+++ RECORD EXTRACTS +++

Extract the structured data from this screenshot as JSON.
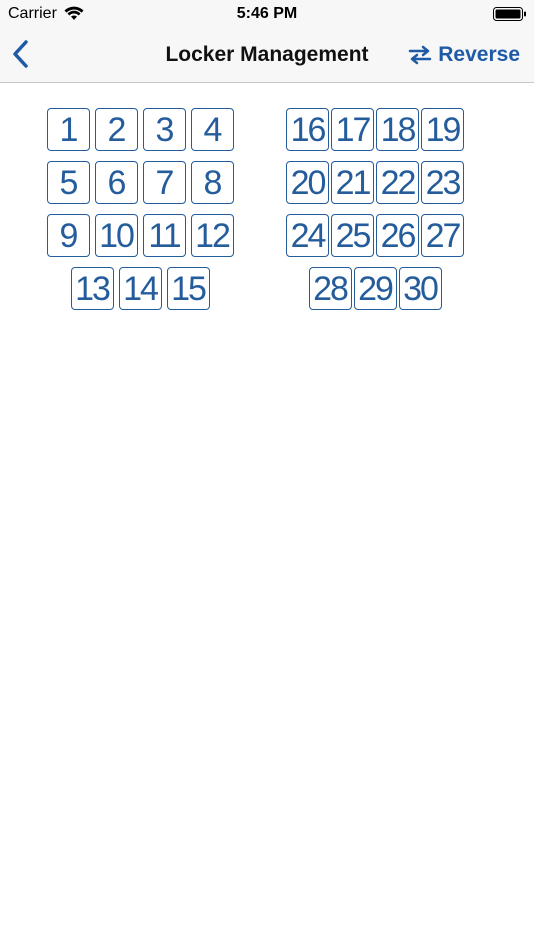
{
  "status": {
    "carrier": "Carrier",
    "time": "5:46 PM"
  },
  "nav": {
    "title": "Locker Management",
    "reverse_label": "Reverse"
  },
  "lockers": {
    "left": [
      [
        "1",
        "2",
        "3",
        "4"
      ],
      [
        "5",
        "6",
        "7",
        "8"
      ],
      [
        "9",
        "10",
        "11",
        "12"
      ],
      [
        "13",
        "14",
        "15"
      ]
    ],
    "right": [
      [
        "16",
        "17",
        "18",
        "19"
      ],
      [
        "20",
        "21",
        "22",
        "23"
      ],
      [
        "24",
        "25",
        "26",
        "27"
      ],
      [
        "28",
        "29",
        "30"
      ]
    ]
  },
  "colors": {
    "accent": "#245c9c",
    "nav_bg": "#f7f7f7"
  }
}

+++

*REQUIRED WORK*
Transcribe the records above exactly, leaving out every picture.

*TASK ANSWER*
Extract the structured data from this screenshot as JSON.
{
  "status": {
    "carrier": "Carrier",
    "time": "5:46 PM"
  },
  "nav": {
    "title": "Locker Management",
    "reverse_label": "Reverse"
  },
  "lockers": {
    "left": [
      [
        "1",
        "2",
        "3",
        "4"
      ],
      [
        "5",
        "6",
        "7",
        "8"
      ],
      [
        "9",
        "10",
        "11",
        "12"
      ],
      [
        "13",
        "14",
        "15"
      ]
    ],
    "right": [
      [
        "16",
        "17",
        "18",
        "19"
      ],
      [
        "20",
        "21",
        "22",
        "23"
      ],
      [
        "24",
        "25",
        "26",
        "27"
      ],
      [
        "28",
        "29",
        "30"
      ]
    ]
  },
  "colors": {
    "accent": "#245c9c",
    "nav_bg": "#f7f7f7"
  }
}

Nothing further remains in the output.